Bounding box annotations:
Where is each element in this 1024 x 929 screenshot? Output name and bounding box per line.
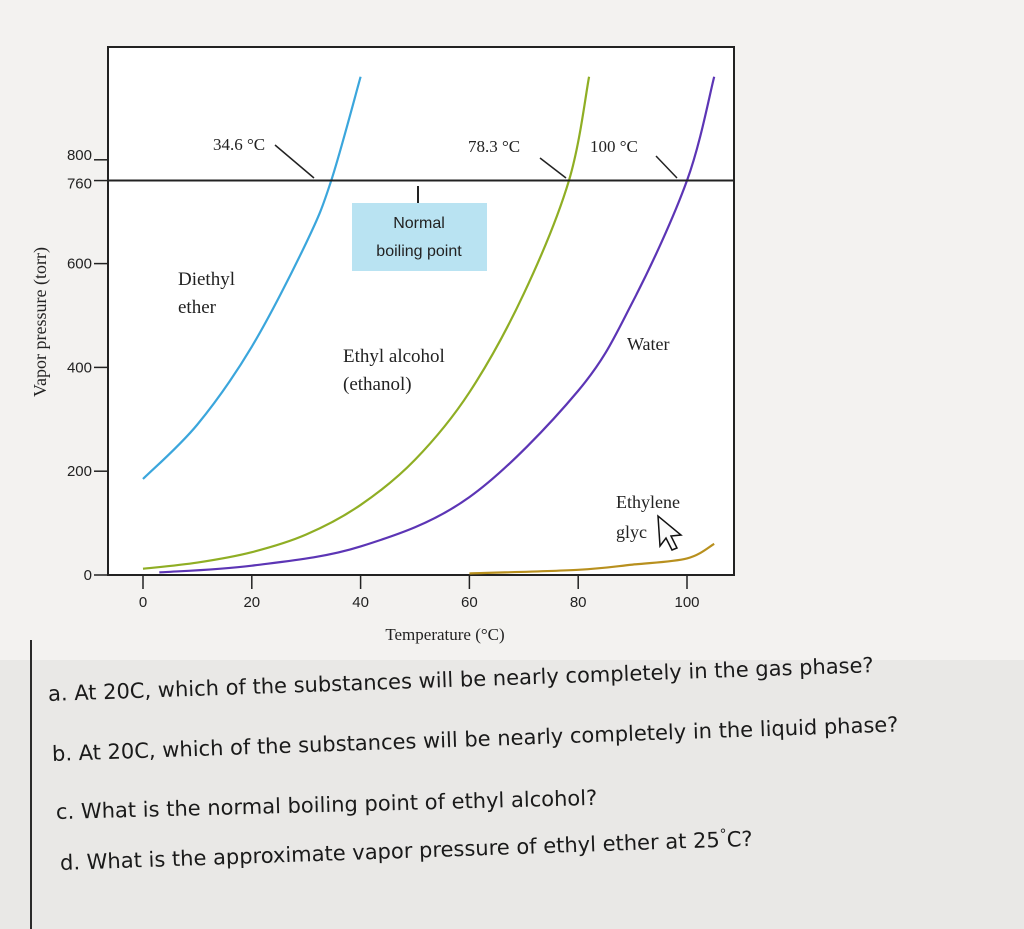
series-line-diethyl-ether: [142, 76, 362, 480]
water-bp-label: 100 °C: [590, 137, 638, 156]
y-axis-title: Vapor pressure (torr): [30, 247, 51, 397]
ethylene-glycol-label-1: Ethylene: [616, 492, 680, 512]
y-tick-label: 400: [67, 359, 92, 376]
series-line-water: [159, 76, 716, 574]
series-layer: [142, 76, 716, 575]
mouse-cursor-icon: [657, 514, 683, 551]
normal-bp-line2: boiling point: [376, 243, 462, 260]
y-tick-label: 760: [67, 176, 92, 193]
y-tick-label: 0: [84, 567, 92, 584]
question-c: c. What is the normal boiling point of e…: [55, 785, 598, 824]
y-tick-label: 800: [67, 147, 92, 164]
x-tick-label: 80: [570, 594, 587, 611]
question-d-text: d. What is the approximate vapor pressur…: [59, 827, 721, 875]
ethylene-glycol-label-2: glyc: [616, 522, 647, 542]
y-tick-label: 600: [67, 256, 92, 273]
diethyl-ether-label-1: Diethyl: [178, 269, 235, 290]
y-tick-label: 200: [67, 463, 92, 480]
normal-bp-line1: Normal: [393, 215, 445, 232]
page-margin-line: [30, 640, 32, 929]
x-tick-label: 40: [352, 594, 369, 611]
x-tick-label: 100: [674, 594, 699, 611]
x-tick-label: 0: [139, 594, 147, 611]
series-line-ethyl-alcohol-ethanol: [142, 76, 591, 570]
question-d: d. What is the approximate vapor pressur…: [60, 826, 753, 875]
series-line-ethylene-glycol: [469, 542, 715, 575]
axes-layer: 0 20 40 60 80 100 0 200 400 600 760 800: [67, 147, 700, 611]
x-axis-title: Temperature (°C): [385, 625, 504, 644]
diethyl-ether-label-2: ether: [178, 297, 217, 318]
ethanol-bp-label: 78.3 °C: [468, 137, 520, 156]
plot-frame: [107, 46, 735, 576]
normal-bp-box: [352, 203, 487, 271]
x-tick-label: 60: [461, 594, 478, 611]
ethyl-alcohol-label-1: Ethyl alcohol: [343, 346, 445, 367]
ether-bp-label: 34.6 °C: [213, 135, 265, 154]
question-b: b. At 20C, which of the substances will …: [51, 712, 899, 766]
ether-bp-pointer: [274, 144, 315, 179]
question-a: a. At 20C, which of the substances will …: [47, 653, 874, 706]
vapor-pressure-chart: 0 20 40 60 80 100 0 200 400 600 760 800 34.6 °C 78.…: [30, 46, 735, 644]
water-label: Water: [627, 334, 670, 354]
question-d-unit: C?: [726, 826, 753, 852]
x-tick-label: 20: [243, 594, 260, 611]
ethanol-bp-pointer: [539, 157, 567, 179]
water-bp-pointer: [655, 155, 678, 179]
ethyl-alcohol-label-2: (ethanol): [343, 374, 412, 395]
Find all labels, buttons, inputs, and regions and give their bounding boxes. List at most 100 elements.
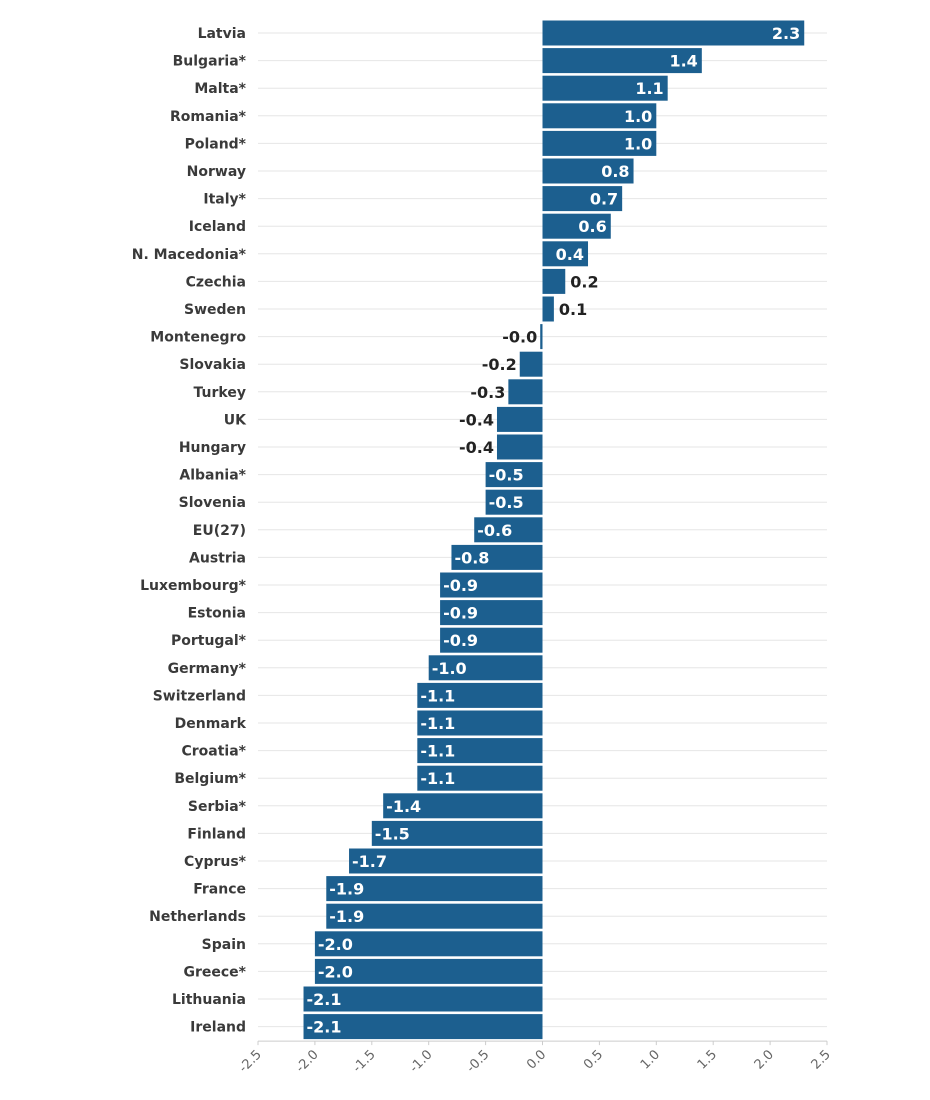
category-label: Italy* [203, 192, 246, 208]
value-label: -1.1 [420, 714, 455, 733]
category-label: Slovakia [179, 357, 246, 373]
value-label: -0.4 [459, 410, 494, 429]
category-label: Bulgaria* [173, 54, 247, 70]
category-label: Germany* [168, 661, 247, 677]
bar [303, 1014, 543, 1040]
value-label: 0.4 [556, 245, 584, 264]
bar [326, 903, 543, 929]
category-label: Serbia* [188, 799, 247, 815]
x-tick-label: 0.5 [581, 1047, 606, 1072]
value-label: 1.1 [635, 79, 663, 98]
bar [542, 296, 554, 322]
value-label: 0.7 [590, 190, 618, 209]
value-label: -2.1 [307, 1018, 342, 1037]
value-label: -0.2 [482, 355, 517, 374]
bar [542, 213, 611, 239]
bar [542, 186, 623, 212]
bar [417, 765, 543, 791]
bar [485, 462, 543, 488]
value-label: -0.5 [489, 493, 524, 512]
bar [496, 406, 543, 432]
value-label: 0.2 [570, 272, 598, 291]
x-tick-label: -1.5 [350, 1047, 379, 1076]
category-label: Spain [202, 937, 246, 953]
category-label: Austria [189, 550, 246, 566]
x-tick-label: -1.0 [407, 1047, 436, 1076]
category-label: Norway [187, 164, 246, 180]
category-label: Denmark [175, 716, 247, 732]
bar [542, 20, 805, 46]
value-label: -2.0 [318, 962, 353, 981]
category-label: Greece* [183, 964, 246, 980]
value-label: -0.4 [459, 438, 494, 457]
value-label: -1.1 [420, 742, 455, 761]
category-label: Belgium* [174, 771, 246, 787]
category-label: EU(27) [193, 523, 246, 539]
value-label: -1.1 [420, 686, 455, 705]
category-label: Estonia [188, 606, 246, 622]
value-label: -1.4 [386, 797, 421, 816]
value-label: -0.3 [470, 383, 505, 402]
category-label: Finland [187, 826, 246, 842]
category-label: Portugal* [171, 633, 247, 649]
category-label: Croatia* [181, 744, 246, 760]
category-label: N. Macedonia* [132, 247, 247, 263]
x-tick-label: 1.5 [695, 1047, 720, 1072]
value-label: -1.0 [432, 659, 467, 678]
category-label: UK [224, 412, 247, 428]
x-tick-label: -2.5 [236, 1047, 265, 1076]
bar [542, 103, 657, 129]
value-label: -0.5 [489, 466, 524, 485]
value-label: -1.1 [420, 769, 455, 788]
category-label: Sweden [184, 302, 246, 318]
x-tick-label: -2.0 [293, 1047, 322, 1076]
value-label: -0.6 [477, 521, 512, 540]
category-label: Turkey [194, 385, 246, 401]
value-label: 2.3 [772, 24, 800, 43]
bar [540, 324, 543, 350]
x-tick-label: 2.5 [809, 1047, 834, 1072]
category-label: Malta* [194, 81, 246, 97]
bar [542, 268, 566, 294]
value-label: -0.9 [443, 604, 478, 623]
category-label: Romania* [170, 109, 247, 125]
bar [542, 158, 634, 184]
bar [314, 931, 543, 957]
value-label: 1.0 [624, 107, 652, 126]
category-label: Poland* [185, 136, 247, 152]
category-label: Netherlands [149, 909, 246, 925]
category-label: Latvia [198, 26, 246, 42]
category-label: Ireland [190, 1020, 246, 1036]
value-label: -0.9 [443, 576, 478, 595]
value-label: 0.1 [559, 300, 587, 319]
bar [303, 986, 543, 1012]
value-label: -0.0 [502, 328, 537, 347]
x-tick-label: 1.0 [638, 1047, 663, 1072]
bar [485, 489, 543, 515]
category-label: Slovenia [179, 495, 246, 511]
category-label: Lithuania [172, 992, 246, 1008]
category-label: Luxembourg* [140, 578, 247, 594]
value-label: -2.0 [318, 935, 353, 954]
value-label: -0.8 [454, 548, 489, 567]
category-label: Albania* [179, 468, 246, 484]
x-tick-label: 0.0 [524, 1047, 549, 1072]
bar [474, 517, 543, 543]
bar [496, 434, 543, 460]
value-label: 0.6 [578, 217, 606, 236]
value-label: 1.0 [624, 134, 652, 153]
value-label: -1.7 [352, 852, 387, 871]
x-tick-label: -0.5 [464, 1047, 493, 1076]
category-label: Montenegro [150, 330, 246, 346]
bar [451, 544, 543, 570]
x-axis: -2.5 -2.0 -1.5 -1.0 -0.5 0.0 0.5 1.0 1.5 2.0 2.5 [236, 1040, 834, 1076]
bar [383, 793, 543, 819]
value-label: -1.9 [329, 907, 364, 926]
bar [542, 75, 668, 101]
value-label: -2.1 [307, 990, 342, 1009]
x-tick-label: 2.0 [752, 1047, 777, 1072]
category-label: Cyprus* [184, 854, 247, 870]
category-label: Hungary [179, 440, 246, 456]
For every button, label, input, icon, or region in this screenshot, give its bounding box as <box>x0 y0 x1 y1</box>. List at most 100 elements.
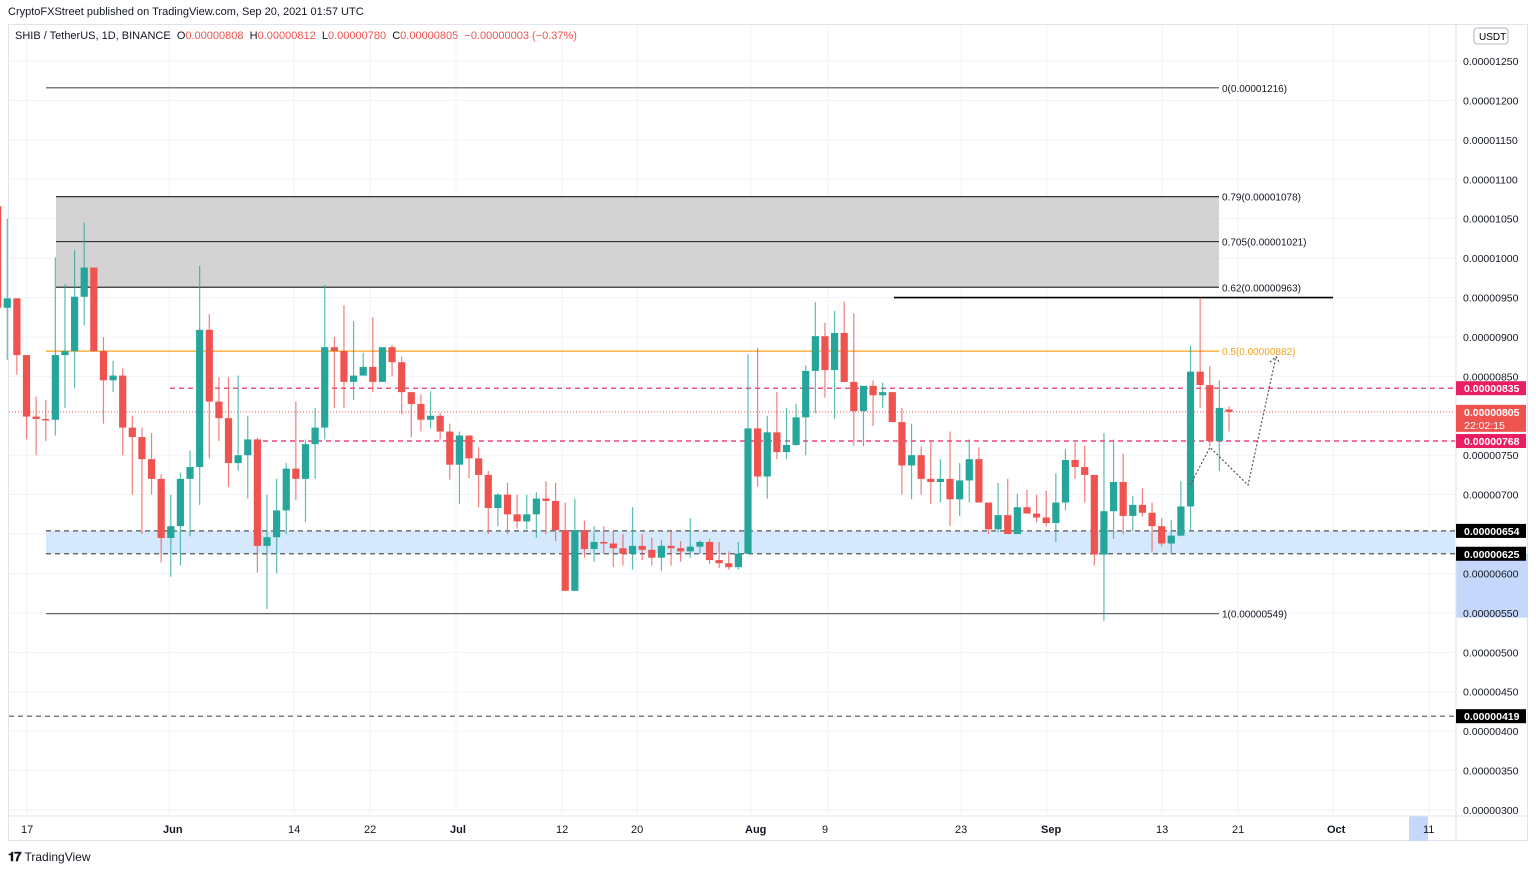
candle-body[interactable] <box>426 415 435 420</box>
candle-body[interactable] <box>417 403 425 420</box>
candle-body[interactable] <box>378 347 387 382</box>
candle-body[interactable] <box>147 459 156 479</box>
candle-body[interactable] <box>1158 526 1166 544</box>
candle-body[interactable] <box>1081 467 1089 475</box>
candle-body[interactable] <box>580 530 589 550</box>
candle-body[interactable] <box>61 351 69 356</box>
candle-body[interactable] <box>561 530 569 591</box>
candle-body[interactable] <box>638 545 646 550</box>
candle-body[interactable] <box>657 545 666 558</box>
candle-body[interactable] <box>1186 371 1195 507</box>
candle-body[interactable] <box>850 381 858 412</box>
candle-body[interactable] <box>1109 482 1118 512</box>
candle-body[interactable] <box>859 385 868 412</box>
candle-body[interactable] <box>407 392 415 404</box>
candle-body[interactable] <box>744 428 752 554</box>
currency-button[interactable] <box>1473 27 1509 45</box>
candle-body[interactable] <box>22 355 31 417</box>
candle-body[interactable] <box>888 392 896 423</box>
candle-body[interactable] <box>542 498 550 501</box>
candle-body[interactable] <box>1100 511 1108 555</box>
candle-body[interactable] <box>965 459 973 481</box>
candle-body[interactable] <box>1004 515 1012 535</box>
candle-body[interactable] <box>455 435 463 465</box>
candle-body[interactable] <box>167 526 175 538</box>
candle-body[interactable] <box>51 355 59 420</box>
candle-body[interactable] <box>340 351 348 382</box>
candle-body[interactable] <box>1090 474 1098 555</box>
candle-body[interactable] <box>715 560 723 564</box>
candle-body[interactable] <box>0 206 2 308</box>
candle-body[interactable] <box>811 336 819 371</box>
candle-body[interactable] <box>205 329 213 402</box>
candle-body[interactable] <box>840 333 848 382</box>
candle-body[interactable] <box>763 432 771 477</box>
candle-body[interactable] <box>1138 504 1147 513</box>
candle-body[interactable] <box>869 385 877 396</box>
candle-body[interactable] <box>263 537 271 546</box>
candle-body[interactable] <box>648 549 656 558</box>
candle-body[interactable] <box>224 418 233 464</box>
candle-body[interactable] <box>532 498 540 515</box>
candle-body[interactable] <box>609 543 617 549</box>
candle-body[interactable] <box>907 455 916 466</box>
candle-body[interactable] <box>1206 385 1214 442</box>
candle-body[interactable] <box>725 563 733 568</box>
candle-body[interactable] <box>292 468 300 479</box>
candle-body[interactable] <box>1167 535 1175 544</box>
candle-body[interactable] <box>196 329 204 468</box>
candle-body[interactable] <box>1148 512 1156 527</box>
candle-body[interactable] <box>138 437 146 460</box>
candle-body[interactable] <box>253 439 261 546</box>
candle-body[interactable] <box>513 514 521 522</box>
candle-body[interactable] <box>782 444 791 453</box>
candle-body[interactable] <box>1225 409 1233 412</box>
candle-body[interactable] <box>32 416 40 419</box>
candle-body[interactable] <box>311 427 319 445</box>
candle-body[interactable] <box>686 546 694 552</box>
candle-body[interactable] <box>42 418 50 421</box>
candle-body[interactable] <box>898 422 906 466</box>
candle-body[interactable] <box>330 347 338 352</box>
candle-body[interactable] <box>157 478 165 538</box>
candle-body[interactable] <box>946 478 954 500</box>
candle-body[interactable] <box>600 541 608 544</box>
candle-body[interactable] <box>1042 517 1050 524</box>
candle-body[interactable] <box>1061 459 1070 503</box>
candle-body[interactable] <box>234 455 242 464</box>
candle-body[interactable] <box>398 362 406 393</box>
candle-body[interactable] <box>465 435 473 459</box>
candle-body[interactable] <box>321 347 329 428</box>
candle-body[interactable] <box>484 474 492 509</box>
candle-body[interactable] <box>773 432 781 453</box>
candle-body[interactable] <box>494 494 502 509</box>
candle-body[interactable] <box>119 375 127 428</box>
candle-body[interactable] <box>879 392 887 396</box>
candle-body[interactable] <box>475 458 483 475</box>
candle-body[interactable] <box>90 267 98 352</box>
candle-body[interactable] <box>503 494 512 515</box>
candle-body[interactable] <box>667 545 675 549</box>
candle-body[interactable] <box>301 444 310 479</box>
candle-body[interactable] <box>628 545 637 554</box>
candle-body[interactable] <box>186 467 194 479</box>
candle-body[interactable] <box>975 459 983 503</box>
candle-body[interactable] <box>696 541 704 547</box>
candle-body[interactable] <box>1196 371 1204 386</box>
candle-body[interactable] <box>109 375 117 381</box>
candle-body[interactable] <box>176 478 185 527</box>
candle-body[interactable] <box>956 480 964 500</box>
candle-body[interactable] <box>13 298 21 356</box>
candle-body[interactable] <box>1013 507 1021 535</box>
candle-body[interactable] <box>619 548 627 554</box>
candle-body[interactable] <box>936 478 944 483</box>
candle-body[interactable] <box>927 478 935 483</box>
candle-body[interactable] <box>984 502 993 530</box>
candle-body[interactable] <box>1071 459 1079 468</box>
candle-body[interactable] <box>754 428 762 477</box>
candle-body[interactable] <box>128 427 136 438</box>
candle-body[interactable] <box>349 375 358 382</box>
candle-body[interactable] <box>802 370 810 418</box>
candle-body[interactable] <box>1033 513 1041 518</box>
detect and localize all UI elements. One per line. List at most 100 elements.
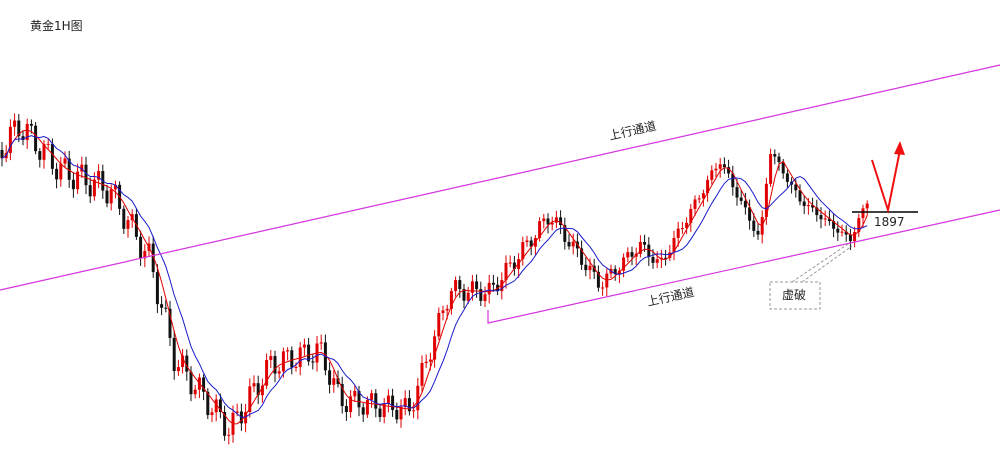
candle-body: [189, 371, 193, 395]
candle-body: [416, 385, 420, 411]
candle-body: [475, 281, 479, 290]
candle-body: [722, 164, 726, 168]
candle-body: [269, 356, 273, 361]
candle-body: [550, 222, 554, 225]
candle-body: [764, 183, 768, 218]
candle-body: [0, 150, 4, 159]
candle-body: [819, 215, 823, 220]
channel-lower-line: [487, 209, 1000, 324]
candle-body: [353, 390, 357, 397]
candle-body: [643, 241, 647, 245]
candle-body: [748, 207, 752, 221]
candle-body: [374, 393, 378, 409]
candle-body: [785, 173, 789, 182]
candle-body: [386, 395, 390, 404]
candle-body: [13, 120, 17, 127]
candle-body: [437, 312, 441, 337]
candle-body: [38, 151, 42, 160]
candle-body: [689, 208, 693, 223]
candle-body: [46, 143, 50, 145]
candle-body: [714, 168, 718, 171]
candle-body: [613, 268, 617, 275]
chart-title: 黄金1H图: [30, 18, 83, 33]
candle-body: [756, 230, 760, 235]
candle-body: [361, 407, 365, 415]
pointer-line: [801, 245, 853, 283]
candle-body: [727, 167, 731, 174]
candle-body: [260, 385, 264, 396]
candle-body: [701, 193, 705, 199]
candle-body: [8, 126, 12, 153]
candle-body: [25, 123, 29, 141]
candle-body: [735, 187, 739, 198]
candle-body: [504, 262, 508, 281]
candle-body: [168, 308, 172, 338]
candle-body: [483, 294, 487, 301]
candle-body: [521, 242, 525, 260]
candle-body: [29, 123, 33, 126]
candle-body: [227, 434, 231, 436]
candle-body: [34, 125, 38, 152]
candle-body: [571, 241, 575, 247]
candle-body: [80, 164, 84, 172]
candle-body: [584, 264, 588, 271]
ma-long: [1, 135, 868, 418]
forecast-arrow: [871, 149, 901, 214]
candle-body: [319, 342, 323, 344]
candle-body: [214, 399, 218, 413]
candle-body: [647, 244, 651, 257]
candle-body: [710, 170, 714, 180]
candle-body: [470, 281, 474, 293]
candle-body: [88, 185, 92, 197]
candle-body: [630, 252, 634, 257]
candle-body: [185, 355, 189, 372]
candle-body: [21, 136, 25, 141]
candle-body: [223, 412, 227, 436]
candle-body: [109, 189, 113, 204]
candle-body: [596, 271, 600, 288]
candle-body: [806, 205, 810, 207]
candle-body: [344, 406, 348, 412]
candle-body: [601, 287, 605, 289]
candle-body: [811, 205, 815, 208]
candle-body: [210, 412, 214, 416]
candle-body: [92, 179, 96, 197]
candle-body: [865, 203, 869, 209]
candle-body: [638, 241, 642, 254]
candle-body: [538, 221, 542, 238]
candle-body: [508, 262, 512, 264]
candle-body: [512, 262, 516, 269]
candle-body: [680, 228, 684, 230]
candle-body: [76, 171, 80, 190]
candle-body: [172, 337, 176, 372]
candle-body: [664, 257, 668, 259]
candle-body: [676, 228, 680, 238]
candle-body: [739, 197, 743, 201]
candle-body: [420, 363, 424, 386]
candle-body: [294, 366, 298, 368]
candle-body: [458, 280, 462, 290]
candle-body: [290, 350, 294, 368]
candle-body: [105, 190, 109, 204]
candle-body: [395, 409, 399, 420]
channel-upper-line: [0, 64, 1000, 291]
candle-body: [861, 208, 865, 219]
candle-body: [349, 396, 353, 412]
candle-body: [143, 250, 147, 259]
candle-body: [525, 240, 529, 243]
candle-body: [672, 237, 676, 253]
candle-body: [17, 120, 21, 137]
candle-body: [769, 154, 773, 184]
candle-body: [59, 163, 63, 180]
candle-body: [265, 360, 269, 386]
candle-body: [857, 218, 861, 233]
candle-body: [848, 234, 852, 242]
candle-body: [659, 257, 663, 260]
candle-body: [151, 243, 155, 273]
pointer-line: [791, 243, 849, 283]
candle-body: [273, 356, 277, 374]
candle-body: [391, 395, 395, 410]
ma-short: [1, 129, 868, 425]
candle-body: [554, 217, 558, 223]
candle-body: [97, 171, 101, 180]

THE TASK: Rewrite the lines of the material between the one holding "category-label: Italy* [203, 192, 246, 208]" and the one holding "category-label: Sweden [184, 302, 246, 318]", inclusive, as a JSON list of strings with one string per line and blank lines omitted.

EXPECTED ANSWER:
[
  "category-label: Italy* [203, 192, 246, 208]",
  "value-label: -1.1 [420, 714, 455, 733]",
  "category-label: Slovakia [179, 357, 246, 373]",
  "value-label: -0.4 [459, 410, 494, 429]",
  "category-label: Bulgaria* [173, 54, 247, 70]",
  "category-label: Germany* [168, 661, 247, 677]",
  "bar [303, 1014, 543, 1040]",
  "value-label: 0.4 [556, 245, 584, 264]",
  "bar [326, 903, 543, 929]",
  "category-label: Serbia* [188, 799, 247, 815]",
  "x-tick-label: 0.5 [581, 1047, 606, 1072]",
  "value-label: 1.1 [635, 79, 663, 98]",
  "bar [542, 296, 554, 322]",
  "value-label: 0.7 [590, 190, 618, 209]",
  "value-label: -2.1 [307, 1018, 342, 1037]",
  "value-label: -0.2 [482, 355, 517, 374]",
  "bar [542, 213, 611, 239]",
  "bar [542, 186, 623, 212]",
  "bar [417, 765, 543, 791]",
  "bar [485, 462, 543, 488]",
  "value-label: -0.5 [489, 493, 524, 512]",
  "bar [496, 406, 543, 432]",
  "value-label: 0.2 [570, 272, 598, 291]",
  "x-tick-label: -1.5 [350, 1047, 379, 1076]",
  "category-label: Spain [202, 937, 246, 953]",
  "category-label: Austria [189, 550, 246, 566]",
  "x-tick-label: -1.0 [407, 1047, 436, 1076]",
  "category-label: Norway [187, 164, 246, 180]",
  "category-label: Denmark [175, 716, 247, 732]",
  "bar [542, 20, 805, 46]",
  "value-label: -2.0 [318, 962, 353, 981]",
  "category-label: Greece* [183, 964, 246, 980]",
  "value-label: -0.4 [459, 438, 494, 457]",
  "value-label: -1.1 [420, 742, 455, 761]",
  "category-label: Belgium* [174, 771, 246, 787]",
  "category-label: EU(27) [193, 523, 246, 539]",
  "value-label: -1.1 [420, 686, 455, 705]",
  "category-label: Estonia [188, 606, 246, 622]",
  "value-label: -1.4 [386, 797, 421, 816]",
  "value-label: -0.3 [470, 383, 505, 402]",
  "category-label: Finland [187, 826, 246, 842]",
  "category-label: Portugal* [171, 633, 247, 649]",
  "category-label: Croatia* [181, 744, 246, 760]",
  "category-label: N. Macedonia* [132, 247, 247, 263]",
  "x-tick-label: 1.5 [695, 1047, 720, 1072]",
  "value-label: -1.0 [432, 659, 467, 678]",
  "category-label: UK [224, 412, 247, 428]",
  "x-tick-label: -2.5 [236, 1047, 265, 1076]",
  "bar [542, 103, 657, 129]",
  "value-label: -0.5 [489, 466, 524, 485]",
  "value-label: -1.1 [420, 769, 455, 788]",
  "category-label: Sweden [184, 302, 246, 318]"
]